◆ Exercise description
Gather all lines from the material that contain the word "gene".

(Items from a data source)
• • • •
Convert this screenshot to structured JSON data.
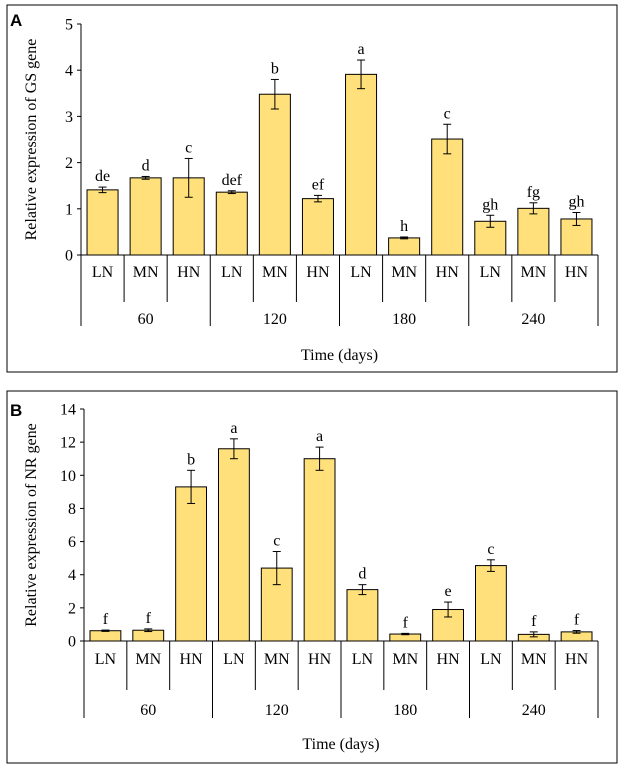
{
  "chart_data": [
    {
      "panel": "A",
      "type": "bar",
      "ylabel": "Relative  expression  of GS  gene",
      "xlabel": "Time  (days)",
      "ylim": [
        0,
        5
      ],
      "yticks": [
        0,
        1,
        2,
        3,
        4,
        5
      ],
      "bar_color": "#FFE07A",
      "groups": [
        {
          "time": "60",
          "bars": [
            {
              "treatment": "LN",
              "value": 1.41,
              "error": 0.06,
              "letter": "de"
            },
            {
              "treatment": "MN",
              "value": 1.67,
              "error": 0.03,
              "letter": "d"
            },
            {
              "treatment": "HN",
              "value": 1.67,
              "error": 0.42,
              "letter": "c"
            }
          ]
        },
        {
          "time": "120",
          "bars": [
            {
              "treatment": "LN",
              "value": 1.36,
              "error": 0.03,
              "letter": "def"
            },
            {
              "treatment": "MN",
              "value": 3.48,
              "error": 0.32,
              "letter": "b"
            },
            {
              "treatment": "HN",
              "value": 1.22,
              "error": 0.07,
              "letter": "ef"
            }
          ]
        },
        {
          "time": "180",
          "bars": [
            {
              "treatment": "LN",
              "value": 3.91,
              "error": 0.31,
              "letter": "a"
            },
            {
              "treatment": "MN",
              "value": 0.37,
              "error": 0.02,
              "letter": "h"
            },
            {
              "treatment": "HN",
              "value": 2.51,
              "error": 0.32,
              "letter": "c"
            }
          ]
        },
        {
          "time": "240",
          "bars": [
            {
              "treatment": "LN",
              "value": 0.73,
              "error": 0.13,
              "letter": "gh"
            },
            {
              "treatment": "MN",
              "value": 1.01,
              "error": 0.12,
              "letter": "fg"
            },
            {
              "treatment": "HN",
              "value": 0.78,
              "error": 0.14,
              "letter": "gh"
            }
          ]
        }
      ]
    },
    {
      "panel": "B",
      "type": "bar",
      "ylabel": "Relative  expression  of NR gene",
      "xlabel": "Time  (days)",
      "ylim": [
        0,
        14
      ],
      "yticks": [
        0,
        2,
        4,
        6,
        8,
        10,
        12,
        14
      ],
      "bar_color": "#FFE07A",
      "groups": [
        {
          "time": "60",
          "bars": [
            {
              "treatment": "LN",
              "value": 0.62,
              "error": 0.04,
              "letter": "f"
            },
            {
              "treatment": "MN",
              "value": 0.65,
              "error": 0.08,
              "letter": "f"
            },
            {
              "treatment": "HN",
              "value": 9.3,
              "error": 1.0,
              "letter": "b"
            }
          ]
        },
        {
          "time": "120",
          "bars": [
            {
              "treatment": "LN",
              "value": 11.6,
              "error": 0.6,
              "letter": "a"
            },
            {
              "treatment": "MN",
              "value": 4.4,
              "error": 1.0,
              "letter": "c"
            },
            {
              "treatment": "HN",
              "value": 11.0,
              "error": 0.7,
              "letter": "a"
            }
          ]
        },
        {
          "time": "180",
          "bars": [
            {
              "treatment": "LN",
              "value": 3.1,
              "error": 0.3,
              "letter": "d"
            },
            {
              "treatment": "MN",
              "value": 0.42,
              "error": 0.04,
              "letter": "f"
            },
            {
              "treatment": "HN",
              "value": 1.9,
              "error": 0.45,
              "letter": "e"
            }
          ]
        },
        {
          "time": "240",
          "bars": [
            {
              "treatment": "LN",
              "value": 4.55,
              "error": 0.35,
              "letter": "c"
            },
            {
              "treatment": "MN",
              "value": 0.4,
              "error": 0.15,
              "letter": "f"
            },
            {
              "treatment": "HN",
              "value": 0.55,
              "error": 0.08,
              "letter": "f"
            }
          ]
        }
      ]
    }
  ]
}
• • • •
◆ Answer in full
      "ylabel": "Relative  expression  of GS  gene",
      "ylabel": "Relative  expression  of NR gene",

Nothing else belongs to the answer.